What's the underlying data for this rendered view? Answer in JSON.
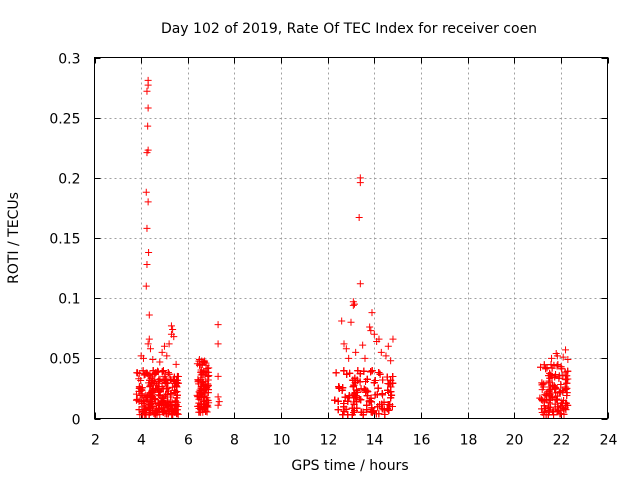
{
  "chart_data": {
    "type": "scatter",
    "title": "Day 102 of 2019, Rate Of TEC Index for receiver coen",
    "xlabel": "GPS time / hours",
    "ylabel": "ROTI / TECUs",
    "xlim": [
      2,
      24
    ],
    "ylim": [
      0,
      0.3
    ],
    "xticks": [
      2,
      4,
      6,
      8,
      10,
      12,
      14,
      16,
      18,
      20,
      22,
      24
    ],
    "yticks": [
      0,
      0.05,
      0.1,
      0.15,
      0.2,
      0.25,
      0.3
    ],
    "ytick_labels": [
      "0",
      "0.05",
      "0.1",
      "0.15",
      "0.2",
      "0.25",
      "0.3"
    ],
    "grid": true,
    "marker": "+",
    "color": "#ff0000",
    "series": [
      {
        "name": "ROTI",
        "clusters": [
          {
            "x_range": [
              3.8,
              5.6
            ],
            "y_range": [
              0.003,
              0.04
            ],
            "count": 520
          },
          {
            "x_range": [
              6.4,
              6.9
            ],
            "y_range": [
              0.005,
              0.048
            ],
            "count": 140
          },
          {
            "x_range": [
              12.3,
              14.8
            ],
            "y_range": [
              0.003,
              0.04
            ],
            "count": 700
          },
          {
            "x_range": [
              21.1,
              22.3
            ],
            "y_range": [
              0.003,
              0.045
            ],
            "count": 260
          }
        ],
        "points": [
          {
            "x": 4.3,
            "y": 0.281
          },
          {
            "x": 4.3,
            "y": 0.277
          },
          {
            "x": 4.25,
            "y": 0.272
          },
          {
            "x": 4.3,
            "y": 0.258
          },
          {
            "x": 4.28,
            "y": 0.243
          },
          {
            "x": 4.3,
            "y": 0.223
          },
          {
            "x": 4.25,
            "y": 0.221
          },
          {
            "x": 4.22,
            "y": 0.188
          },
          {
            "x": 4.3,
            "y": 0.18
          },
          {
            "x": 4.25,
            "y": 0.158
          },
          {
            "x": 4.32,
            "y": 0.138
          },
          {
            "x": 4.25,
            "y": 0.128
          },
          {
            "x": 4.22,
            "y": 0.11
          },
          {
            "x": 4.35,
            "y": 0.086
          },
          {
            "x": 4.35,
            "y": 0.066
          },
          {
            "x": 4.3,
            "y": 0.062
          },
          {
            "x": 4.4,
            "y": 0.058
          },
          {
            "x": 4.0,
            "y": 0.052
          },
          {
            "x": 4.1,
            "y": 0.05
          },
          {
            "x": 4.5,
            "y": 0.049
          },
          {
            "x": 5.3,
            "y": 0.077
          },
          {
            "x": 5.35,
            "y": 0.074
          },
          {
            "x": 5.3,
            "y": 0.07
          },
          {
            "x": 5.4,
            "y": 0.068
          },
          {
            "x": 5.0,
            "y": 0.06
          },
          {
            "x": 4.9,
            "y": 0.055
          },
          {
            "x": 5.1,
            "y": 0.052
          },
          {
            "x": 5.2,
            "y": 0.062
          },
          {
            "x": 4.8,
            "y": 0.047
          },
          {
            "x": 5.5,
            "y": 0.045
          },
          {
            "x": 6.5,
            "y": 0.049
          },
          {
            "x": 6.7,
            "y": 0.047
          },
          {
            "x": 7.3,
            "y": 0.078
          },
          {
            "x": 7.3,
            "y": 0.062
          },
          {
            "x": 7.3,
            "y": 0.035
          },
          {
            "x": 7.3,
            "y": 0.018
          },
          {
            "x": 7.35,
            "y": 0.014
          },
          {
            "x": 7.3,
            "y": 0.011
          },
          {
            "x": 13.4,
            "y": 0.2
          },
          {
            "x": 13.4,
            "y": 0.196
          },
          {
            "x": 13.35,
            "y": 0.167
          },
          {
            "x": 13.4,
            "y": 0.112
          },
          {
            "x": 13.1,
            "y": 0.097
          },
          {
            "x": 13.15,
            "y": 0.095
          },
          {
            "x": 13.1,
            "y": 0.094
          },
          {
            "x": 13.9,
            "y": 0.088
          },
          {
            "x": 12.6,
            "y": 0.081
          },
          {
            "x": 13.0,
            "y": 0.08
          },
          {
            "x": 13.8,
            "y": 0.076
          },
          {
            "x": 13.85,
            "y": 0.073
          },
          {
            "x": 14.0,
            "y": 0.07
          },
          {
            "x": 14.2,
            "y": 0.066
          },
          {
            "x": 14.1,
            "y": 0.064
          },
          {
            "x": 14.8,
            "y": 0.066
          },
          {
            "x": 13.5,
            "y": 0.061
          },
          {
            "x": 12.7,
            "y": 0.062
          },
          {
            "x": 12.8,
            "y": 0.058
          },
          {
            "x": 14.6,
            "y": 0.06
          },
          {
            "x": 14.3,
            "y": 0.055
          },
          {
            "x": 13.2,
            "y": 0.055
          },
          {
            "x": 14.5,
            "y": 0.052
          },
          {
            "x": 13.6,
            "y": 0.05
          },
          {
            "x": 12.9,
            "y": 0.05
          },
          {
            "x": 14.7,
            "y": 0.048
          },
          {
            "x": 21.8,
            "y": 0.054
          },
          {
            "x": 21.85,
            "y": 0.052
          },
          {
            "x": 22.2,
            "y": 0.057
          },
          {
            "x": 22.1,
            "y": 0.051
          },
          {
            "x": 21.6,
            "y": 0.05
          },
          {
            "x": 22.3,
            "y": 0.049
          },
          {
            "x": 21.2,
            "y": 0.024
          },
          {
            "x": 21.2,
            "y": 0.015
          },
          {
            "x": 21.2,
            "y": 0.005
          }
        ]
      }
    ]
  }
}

- [REQUIREMENT]:
Every line of the material is to be quoted exactly, with no pictures carried over.

- [REPLY]:
What's the underlying data for this rendered view? Answer in JSON.
{
  "chart_data": {
    "type": "scatter",
    "title": "Day 102 of 2019, Rate Of TEC Index for receiver coen",
    "xlabel": "GPS time / hours",
    "ylabel": "ROTI / TECUs",
    "xlim": [
      2,
      24
    ],
    "ylim": [
      0,
      0.3
    ],
    "xticks": [
      2,
      4,
      6,
      8,
      10,
      12,
      14,
      16,
      18,
      20,
      22,
      24
    ],
    "yticks": [
      0,
      0.05,
      0.1,
      0.15,
      0.2,
      0.25,
      0.3
    ],
    "ytick_labels": [
      "0",
      "0.05",
      "0.1",
      "0.15",
      "0.2",
      "0.25",
      "0.3"
    ],
    "grid": true,
    "marker": "+",
    "color": "#ff0000",
    "series": [
      {
        "name": "ROTI",
        "clusters": [
          {
            "x_range": [
              3.8,
              5.6
            ],
            "y_range": [
              0.003,
              0.04
            ],
            "count": 520
          },
          {
            "x_range": [
              6.4,
              6.9
            ],
            "y_range": [
              0.005,
              0.048
            ],
            "count": 140
          },
          {
            "x_range": [
              12.3,
              14.8
            ],
            "y_range": [
              0.003,
              0.04
            ],
            "count": 700
          },
          {
            "x_range": [
              21.1,
              22.3
            ],
            "y_range": [
              0.003,
              0.045
            ],
            "count": 260
          }
        ],
        "points": [
          {
            "x": 4.3,
            "y": 0.281
          },
          {
            "x": 4.3,
            "y": 0.277
          },
          {
            "x": 4.25,
            "y": 0.272
          },
          {
            "x": 4.3,
            "y": 0.258
          },
          {
            "x": 4.28,
            "y": 0.243
          },
          {
            "x": 4.3,
            "y": 0.223
          },
          {
            "x": 4.25,
            "y": 0.221
          },
          {
            "x": 4.22,
            "y": 0.188
          },
          {
            "x": 4.3,
            "y": 0.18
          },
          {
            "x": 4.25,
            "y": 0.158
          },
          {
            "x": 4.32,
            "y": 0.138
          },
          {
            "x": 4.25,
            "y": 0.128
          },
          {
            "x": 4.22,
            "y": 0.11
          },
          {
            "x": 4.35,
            "y": 0.086
          },
          {
            "x": 4.35,
            "y": 0.066
          },
          {
            "x": 4.3,
            "y": 0.062
          },
          {
            "x": 4.4,
            "y": 0.058
          },
          {
            "x": 4.0,
            "y": 0.052
          },
          {
            "x": 4.1,
            "y": 0.05
          },
          {
            "x": 4.5,
            "y": 0.049
          },
          {
            "x": 5.3,
            "y": 0.077
          },
          {
            "x": 5.35,
            "y": 0.074
          },
          {
            "x": 5.3,
            "y": 0.07
          },
          {
            "x": 5.4,
            "y": 0.068
          },
          {
            "x": 5.0,
            "y": 0.06
          },
          {
            "x": 4.9,
            "y": 0.055
          },
          {
            "x": 5.1,
            "y": 0.052
          },
          {
            "x": 5.2,
            "y": 0.062
          },
          {
            "x": 4.8,
            "y": 0.047
          },
          {
            "x": 5.5,
            "y": 0.045
          },
          {
            "x": 6.5,
            "y": 0.049
          },
          {
            "x": 6.7,
            "y": 0.047
          },
          {
            "x": 7.3,
            "y": 0.078
          },
          {
            "x": 7.3,
            "y": 0.062
          },
          {
            "x": 7.3,
            "y": 0.035
          },
          {
            "x": 7.3,
            "y": 0.018
          },
          {
            "x": 7.35,
            "y": 0.014
          },
          {
            "x": 7.3,
            "y": 0.011
          },
          {
            "x": 13.4,
            "y": 0.2
          },
          {
            "x": 13.4,
            "y": 0.196
          },
          {
            "x": 13.35,
            "y": 0.167
          },
          {
            "x": 13.4,
            "y": 0.112
          },
          {
            "x": 13.1,
            "y": 0.097
          },
          {
            "x": 13.15,
            "y": 0.095
          },
          {
            "x": 13.1,
            "y": 0.094
          },
          {
            "x": 13.9,
            "y": 0.088
          },
          {
            "x": 12.6,
            "y": 0.081
          },
          {
            "x": 13.0,
            "y": 0.08
          },
          {
            "x": 13.8,
            "y": 0.076
          },
          {
            "x": 13.85,
            "y": 0.073
          },
          {
            "x": 14.0,
            "y": 0.07
          },
          {
            "x": 14.2,
            "y": 0.066
          },
          {
            "x": 14.1,
            "y": 0.064
          },
          {
            "x": 14.8,
            "y": 0.066
          },
          {
            "x": 13.5,
            "y": 0.061
          },
          {
            "x": 12.7,
            "y": 0.062
          },
          {
            "x": 12.8,
            "y": 0.058
          },
          {
            "x": 14.6,
            "y": 0.06
          },
          {
            "x": 14.3,
            "y": 0.055
          },
          {
            "x": 13.2,
            "y": 0.055
          },
          {
            "x": 14.5,
            "y": 0.052
          },
          {
            "x": 13.6,
            "y": 0.05
          },
          {
            "x": 12.9,
            "y": 0.05
          },
          {
            "x": 14.7,
            "y": 0.048
          },
          {
            "x": 21.8,
            "y": 0.054
          },
          {
            "x": 21.85,
            "y": 0.052
          },
          {
            "x": 22.2,
            "y": 0.057
          },
          {
            "x": 22.1,
            "y": 0.051
          },
          {
            "x": 21.6,
            "y": 0.05
          },
          {
            "x": 22.3,
            "y": 0.049
          },
          {
            "x": 21.2,
            "y": 0.024
          },
          {
            "x": 21.2,
            "y": 0.015
          },
          {
            "x": 21.2,
            "y": 0.005
          }
        ]
      }
    ]
  }
}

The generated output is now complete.